*TEXT PASSAGE*.

• • • •

Excitement Grows About Immunotherapy Potential in Breast Cancer

Article

Although the first checkpoint inhibitor has just been approved for patients with breast cancer, findings from dozens of ongoing studies may eventually change the paradigm for large subsets of those with the malignancy.

Hope Rugo, MD

Although the first checkpoint inhibitor has just been approved for patients with breast cancer, findings from dozens of ongoing studies may eventually change the paradigm for large subsets of those with the malignancy. Two leading experts in the field, Hope S. Rugo, MD, FASCO, and Elizabeth Mittendorf, MD, PhD, discussed emerging trial data and the populations who might benefit the most from this modality during the 36th Annual Miami Breast Cancer Conference® (MBCC).

The prospects for administering these therapies moved from the realm of pending trials into clinical practice with the FDA’s approval Friday of atezolizumab (Tecentriq) for patients with metastatic triple-negative breast cancer (TNBC). The PD-L1 inhibitor is approved in combination with nab-paclitaxel (Abraxane) for patients with unresectable locally advanced or metastatic PD-L1—positive TNBC.

“The approval of atezolizumab for breast cancer is really important because we have our first approved checkpoint inhibitor, or really immune agonoist for the treatment of breast cancer,” Rugo, an MBCC co-chair who was among the principal investigators in the study, said in an interview. “Now our big challenge is to try and figure out how to expand the use of this class of drugs to other patients and with other chemotherapy combinations.”

Mittendorf echoed those sentiments. “It’s obviously a tremendously exciting day but also a tremendously exciting time,” she said in an interview. “It’s going to be a very fast-paced time…Of course, triple negative is just 1 subtype of breast cancer and so there’s going to be tremendous enthusiasm for continuing to explore opportunities to make our other tumor types susceptible to immunotherapy as well.”

She said the next steps in the research include determining which patients are likely to respond beyond the PD-L1—positive group, how those without PD-L1–positive expression on immune cell infiltrates will be treated, and what subsequent therapies should be administered to PD-L1–positive patients who initially respond and then progress.

The atezolizumab combination was approved based on findings from the phase III IMpassion 130 study (NCT0242589), which randomized 902 patients with untreated metastatic TNBC to nab-paclitaxel with either atezolizumab or placebo. Patients must test positive for PD-L1 expression. The FDA designated the VENTANA PD-L1 SP142 assay, which was used in the study, as a companion diagnostic for the atezolizumab combination.

In the intent-to-treat population, median progression-free survival (PFS) was 7.2 months with the atezolizumab combination and 5.5 months among those who received nab-paclitaxel plus placebo (hazard ratio [HR] for progression or death, 0.80; 95% CI, 0.69-0.92; P =.002).1 Median overall survival (OS) was 21.3 months with the atezolizumab regimen and 17.6 months with nab-paclitaxel alone (HR for death, 0.84; 95% CI, 0.69-1.02; P = .08).

• • • •

*RECORDS*.
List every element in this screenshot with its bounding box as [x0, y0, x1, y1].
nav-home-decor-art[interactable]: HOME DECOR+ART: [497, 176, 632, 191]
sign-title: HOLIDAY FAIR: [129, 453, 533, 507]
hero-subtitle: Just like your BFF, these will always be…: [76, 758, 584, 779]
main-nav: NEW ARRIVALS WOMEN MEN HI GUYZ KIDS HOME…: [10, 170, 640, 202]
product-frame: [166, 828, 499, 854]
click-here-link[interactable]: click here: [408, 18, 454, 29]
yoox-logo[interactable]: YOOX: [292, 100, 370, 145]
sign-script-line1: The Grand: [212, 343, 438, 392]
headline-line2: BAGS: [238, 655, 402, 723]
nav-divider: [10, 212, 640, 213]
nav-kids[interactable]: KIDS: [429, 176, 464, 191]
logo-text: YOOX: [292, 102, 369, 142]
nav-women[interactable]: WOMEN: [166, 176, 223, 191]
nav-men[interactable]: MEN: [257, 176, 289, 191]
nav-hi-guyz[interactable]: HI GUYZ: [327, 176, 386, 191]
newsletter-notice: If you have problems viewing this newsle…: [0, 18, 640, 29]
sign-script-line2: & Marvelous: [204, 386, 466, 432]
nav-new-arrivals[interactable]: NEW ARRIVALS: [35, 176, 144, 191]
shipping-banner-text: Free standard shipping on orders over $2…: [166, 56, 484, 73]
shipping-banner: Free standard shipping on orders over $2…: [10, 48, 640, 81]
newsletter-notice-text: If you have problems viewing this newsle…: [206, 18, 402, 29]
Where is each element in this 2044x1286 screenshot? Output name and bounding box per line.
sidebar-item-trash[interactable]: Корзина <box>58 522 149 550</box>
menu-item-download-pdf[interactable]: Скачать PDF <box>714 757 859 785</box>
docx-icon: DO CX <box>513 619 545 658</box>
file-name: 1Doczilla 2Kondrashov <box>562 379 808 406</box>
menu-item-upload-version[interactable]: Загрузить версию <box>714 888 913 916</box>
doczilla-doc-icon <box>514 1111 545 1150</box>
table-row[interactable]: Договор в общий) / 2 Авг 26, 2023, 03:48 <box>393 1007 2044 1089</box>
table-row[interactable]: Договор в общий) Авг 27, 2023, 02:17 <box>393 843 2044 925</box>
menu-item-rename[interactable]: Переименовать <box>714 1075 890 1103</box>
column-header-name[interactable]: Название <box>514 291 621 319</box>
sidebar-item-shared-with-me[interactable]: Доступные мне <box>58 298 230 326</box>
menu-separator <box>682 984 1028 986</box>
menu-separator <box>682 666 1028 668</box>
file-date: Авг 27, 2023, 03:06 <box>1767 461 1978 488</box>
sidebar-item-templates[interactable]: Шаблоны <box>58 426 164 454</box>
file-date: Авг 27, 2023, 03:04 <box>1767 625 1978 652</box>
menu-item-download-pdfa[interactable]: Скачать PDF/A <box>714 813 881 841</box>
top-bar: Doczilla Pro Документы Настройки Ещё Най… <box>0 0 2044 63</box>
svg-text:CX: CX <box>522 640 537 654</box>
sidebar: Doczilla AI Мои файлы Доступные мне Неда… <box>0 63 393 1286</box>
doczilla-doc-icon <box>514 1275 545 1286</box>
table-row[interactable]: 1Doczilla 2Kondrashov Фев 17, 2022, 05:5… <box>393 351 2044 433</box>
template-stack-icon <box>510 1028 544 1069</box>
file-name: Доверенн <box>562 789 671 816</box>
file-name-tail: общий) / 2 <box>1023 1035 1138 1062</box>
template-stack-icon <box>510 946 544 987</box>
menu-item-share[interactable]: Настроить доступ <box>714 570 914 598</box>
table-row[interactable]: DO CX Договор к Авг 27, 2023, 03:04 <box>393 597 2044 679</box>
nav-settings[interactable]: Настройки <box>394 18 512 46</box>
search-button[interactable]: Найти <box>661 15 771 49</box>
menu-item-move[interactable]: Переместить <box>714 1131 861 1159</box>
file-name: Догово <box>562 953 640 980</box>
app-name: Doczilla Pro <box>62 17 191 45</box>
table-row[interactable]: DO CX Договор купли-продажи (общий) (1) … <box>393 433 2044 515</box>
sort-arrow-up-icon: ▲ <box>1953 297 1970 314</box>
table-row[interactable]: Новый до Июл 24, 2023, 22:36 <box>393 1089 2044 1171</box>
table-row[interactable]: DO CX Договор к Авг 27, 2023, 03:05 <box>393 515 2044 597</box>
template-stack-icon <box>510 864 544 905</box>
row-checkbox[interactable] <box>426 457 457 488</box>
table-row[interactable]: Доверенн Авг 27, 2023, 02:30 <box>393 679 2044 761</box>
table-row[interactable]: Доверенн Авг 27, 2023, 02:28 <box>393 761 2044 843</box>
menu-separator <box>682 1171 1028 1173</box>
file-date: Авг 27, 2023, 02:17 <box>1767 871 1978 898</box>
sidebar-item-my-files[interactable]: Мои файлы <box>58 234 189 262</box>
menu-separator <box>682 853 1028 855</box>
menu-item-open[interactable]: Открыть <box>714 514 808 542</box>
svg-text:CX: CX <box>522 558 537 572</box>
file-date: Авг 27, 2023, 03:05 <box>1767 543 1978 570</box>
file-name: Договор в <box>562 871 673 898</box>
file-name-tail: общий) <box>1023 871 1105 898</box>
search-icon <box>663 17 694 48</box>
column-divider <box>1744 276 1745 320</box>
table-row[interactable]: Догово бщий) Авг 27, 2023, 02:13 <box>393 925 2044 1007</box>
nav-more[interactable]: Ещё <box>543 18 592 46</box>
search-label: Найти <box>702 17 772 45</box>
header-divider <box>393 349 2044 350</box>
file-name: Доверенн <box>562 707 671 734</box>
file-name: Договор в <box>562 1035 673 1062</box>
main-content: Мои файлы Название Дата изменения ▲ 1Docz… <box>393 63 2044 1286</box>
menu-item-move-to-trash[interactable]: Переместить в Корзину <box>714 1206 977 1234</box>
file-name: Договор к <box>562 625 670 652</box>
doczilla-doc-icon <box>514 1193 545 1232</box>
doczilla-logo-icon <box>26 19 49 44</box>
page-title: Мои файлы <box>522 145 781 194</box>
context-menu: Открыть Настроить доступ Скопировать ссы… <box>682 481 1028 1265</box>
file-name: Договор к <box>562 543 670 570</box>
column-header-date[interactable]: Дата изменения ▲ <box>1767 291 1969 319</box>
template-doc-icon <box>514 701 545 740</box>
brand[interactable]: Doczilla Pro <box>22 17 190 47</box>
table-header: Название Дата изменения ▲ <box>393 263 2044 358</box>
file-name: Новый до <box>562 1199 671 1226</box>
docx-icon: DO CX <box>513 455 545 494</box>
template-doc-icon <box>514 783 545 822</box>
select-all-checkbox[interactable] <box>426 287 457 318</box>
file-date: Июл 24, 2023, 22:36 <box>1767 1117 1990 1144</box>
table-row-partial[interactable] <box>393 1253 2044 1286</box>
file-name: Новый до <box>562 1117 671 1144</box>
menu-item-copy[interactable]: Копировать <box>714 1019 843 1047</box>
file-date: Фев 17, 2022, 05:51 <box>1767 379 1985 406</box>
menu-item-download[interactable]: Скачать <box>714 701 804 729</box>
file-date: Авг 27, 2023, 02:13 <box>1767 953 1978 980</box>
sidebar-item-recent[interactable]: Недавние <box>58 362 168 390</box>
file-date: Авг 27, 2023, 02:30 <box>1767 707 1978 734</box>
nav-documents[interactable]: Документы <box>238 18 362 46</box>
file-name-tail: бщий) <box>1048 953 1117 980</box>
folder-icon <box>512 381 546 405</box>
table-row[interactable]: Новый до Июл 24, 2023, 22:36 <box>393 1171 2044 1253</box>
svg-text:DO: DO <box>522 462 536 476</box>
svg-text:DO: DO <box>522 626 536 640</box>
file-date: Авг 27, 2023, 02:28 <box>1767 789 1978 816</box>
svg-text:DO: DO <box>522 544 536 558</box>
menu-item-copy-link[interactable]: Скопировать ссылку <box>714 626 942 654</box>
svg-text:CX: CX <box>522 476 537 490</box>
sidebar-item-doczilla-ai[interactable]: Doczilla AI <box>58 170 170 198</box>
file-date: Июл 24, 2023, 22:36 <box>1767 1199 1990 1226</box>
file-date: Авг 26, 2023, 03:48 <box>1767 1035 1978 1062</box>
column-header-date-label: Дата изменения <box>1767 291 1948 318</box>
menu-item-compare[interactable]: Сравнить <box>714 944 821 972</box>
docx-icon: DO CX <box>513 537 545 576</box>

• • • •

*PROBLEMS TO SOLVE*.
[A] Print the passage of the breast cancer immunotherapy article from "The atezolizumab combination was" up to and including "the atezolizumab combination.", word for word.
[B] Using the breast cancer immunotherapy article, answer these questions:
(i) How many patients were randomized in the IMpassion 130 study?
(ii) With which drug is atezolizumab approved in combination?
(iii) What was the median progression-free survival with the atezolizumab combination in the intent-to-treat population?
[C] Decide whether each statement agrees with the breast cancer immunotherapy article. Answer yes or no, and quote the words from the article that settle it.
(i) Atezolizumab is a PD-L1 inhibitor.
(ii) Median overall survival was longer with nab-paclitaxel alone than with the atezolizumab regimen.
(iii) The FDA designated the assay used in the study as a companion diagnostic for the atezolizumab combination.

*EXERCISE RESULTS*.
[A]
The atezolizumab combination was approved based on findings from the phase III IMpassion 130 study (NCT0242589), which randomized 902 patients with untreated metastatic TNBC to nab-paclitaxel with either atezolizumab or placebo. Patients must test positive for PD-L1 expression. The FDA designated the VENTANA PD-L1 SP142 assay, which was used in the study, as a companion diagnostic for the atezolizumab combination.

[B]
(i) 902 patients
(ii) Nab-paclitaxel (Abraxane)
(iii) 7.2 months

[C]
(i) Yes: "The PD-L1 inhibitor is approved in combination with nab-paclitaxel (Abraxane)"
(ii) No: "Median overall survival (OS) was 21.3 months with the atezolizumab regimen and 17.6 months with nab-paclitaxel alone"
(iii) Yes: "The FDA designated the VENTANA PD-L1 SP142 assay, which was used in the study, as a companion diagnostic for the atezolizumab combination."